(Your task): Every line below should be repeated exactly.

Start of Source data

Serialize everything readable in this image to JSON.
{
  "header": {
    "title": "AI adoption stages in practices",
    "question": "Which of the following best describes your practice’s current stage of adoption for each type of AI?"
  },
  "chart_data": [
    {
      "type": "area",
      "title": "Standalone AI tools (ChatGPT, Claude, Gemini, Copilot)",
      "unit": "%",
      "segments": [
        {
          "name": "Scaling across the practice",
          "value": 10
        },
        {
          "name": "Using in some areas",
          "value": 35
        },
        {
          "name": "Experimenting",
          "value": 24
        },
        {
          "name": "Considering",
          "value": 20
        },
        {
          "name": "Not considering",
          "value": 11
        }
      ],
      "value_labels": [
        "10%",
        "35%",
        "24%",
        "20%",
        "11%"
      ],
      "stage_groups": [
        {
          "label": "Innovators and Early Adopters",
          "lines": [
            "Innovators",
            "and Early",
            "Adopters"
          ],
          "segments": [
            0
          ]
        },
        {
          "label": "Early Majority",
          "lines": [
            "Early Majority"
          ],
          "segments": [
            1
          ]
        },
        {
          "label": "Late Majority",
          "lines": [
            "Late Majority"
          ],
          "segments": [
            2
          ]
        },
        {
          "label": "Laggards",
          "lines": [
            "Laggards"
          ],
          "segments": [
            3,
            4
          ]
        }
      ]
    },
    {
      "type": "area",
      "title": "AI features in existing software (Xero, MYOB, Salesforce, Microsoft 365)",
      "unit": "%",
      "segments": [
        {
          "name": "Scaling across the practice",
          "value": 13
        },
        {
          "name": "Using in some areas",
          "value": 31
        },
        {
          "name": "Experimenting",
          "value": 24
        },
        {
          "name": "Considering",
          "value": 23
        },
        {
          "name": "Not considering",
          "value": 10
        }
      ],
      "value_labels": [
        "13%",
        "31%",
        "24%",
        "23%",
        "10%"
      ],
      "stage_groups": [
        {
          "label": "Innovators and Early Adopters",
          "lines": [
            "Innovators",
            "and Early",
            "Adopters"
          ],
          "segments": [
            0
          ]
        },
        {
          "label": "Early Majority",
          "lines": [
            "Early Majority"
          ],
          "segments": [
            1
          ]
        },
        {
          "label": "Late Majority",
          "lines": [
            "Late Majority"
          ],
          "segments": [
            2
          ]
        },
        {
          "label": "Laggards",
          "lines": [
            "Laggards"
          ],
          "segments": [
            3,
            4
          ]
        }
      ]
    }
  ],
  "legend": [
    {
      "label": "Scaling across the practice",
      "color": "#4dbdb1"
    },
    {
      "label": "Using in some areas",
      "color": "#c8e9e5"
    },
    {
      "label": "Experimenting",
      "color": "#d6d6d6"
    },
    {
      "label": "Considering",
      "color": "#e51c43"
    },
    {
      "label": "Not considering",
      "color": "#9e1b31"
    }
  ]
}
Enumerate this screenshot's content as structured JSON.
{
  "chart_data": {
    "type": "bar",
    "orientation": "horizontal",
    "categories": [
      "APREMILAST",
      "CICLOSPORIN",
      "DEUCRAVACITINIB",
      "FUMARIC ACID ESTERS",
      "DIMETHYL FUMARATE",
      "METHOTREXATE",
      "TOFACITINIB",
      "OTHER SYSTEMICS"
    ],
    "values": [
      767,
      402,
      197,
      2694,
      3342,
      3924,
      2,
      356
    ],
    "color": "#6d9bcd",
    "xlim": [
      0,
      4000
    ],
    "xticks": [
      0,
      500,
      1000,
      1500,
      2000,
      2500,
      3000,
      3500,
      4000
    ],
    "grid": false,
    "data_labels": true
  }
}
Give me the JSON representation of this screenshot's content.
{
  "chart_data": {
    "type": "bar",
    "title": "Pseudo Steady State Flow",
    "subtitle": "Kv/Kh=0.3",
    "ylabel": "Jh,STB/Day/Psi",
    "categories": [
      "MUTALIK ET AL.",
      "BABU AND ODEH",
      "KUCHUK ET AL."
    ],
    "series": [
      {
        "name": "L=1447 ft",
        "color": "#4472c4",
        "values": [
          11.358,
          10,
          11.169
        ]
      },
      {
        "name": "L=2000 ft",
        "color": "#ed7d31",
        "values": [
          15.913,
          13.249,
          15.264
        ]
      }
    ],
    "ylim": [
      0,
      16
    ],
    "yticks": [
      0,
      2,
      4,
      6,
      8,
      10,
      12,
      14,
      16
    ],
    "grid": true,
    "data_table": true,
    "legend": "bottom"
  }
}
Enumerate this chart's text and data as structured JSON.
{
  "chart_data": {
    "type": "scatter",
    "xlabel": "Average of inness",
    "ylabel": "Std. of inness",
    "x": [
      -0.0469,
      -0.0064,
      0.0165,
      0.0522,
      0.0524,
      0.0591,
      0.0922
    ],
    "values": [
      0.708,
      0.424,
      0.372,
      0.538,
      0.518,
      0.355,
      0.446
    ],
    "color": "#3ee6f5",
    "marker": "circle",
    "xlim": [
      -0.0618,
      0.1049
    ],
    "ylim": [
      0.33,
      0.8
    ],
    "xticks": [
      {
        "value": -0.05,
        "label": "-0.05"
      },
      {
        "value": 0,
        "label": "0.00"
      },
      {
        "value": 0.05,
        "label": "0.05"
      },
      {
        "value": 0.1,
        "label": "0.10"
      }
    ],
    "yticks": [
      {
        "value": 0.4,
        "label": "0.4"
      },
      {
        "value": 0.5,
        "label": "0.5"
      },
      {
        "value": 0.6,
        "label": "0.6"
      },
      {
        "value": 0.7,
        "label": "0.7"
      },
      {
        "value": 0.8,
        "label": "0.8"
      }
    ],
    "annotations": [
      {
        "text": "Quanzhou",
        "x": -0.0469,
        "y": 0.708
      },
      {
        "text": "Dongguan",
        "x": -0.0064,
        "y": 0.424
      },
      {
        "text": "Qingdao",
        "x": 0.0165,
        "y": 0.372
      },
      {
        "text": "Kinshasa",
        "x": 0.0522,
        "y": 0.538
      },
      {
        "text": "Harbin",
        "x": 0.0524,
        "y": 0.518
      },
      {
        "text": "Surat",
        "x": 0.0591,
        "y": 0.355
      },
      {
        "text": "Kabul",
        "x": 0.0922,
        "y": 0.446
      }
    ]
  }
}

End of Source data

(Answer to the problem):
Serialize everything readable in this image to JSON.
{
  "header": {
    "title": "AI adoption stages in practices",
    "question": "Which of the following best describes your practice’s current stage of adoption for each type of AI?"
  },
  "chart_data": [
    {
      "type": "area",
      "title": "Standalone AI tools (ChatGPT, Claude, Gemini, Copilot)",
      "unit": "%",
      "segments": [
        {
          "name": "Scaling across the practice",
          "value": 10
        },
        {
          "name": "Using in some areas",
          "value": 35
        },
        {
          "name": "Experimenting",
          "value": 24
        },
        {
          "name": "Considering",
          "value": 20
        },
        {
          "name": "Not considering",
          "value": 11
        }
      ],
      "value_labels": [
        "10%",
        "35%",
        "24%",
        "20%",
        "11%"
      ],
      "stage_groups": [
        {
          "label": "Innovators and Early Adopters",
          "lines": [
            "Innovators",
            "and Early",
            "Adopters"
          ],
          "segments": [
            0
          ]
        },
        {
          "label": "Early Majority",
          "lines": [
            "Early Majority"
          ],
          "segments": [
            1
          ]
        },
        {
          "label": "Late Majority",
          "lines": [
            "Late Majority"
          ],
          "segments": [
            2
          ]
        },
        {
          "label": "Laggards",
          "lines": [
            "Laggards"
          ],
          "segments": [
            3,
            4
          ]
        }
      ]
    },
    {
      "type": "area",
      "title": "AI features in existing software (Xero, MYOB, Salesforce, Microsoft 365)",
      "unit": "%",
      "segments": [
        {
          "name": "Scaling across the practice",
          "value": 13
        },
        {
          "name": "Using in some areas",
          "value": 31
        },
        {
          "name": "Experimenting",
          "value": 24
        },
        {
          "name": "Considering",
          "value": 23
        },
        {
          "name": "Not considering",
          "value": 10
        }
      ],
      "value_labels": [
        "13%",
        "31%",
        "24%",
        "23%",
        "10%"
      ],
      "stage_groups": [
        {
          "label": "Innovators and Early Adopters",
          "lines": [
            "Innovators",
            "and Early",
            "Adopters"
          ],
          "segments": [
            0
          ]
        },
        {
          "label": "Early Majority",
          "lines": [
            "Early Majority"
          ],
          "segments": [
            1
          ]
        },
        {
          "label": "Late Majority",
          "lines": [
            "Late Majority"
          ],
          "segments": [
            2
          ]
        },
        {
          "label": "Laggards",
          "lines": [
            "Laggards"
          ],
          "segments": [
            3,
            4
          ]
        }
      ]
    }
  ],
  "legend": [
    {
      "label": "Scaling across the practice",
      "color": "#4dbdb1"
    },
    {
      "label": "Using in some areas",
      "color": "#c8e9e5"
    },
    {
      "label": "Experimenting",
      "color": "#d6d6d6"
    },
    {
      "label": "Considering",
      "color": "#e51c43"
    },
    {
      "label": "Not considering",
      "color": "#9e1b31"
    }
  ]
}
Enumerate this screenshot's content as structured JSON.
{
  "chart_data": {
    "type": "bar",
    "orientation": "horizontal",
    "categories": [
      "APREMILAST",
      "CICLOSPORIN",
      "DEUCRAVACITINIB",
      "FUMARIC ACID ESTERS",
      "DIMETHYL FUMARATE",
      "METHOTREXATE",
      "TOFACITINIB",
      "OTHER SYSTEMICS"
    ],
    "values": [
      767,
      402,
      197,
      2694,
      3342,
      3924,
      2,
      356
    ],
    "color": "#6d9bcd",
    "xlim": [
      0,
      4000
    ],
    "xticks": [
      0,
      500,
      1000,
      1500,
      2000,
      2500,
      3000,
      3500,
      4000
    ],
    "grid": false,
    "data_labels": true
  }
}
Give me the JSON representation of this screenshot's content.
{
  "chart_data": {
    "type": "bar",
    "title": "Pseudo Steady State Flow",
    "subtitle": "Kv/Kh=0.3",
    "ylabel": "Jh,STB/Day/Psi",
    "categories": [
      "MUTALIK ET AL.",
      "BABU AND ODEH",
      "KUCHUK ET AL."
    ],
    "series": [
      {
        "name": "L=1447 ft",
        "color": "#4472c4",
        "values": [
          11.358,
          10,
          11.169
        ]
      },
      {
        "name": "L=2000 ft",
        "color": "#ed7d31",
        "values": [
          15.913,
          13.249,
          15.264
        ]
      }
    ],
    "ylim": [
      0,
      16
    ],
    "yticks": [
      0,
      2,
      4,
      6,
      8,
      10,
      12,
      14,
      16
    ],
    "grid": true,
    "data_table": true,
    "legend": "bottom"
  }
}
Enumerate this chart's text and data as structured JSON.
{
  "chart_data": {
    "type": "scatter",
    "xlabel": "Average of inness",
    "ylabel": "Std. of inness",
    "x": [
      -0.0469,
      -0.0064,
      0.0165,
      0.0522,
      0.0524,
      0.0591,
      0.0922
    ],
    "values": [
      0.708,
      0.424,
      0.372,
      0.538,
      0.518,
      0.355,
      0.446
    ],
    "color": "#3ee6f5",
    "marker": "circle",
    "xlim": [
      -0.0618,
      0.1049
    ],
    "ylim": [
      0.33,
      0.8
    ],
    "xticks": [
      {
        "value": -0.05,
        "label": "-0.05"
      },
      {
        "value": 0,
        "label": "0.00"
      },
      {
        "value": 0.05,
        "label": "0.05"
      },
      {
        "value": 0.1,
        "label": "0.10"
      }
    ],
    "yticks": [
      {
        "value": 0.4,
        "label": "0.4"
      },
      {
        "value": 0.5,
        "label": "0.5"
      },
      {
        "value": 0.6,
        "label": "0.6"
      },
      {
        "value": 0.7,
        "label": "0.7"
      },
      {
        "value": 0.8,
        "label": "0.8"
      }
    ],
    "annotations": [
      {
        "text": "Quanzhou",
        "x": -0.0469,
        "y": 0.708
      },
      {
        "text": "Dongguan",
        "x": -0.0064,
        "y": 0.424
      },
      {
        "text": "Qingdao",
        "x": 0.0165,
        "y": 0.372
      },
      {
        "text": "Kinshasa",
        "x": 0.0522,
        "y": 0.538
      },
      {
        "text": "Harbin",
        "x": 0.0524,
        "y": 0.518
      },
      {
        "text": "Surat",
        "x": 0.0591,
        "y": 0.355
      },
      {
        "text": "Kabul",
        "x": 0.0922,
        "y": 0.446
      }
    ]
  }
}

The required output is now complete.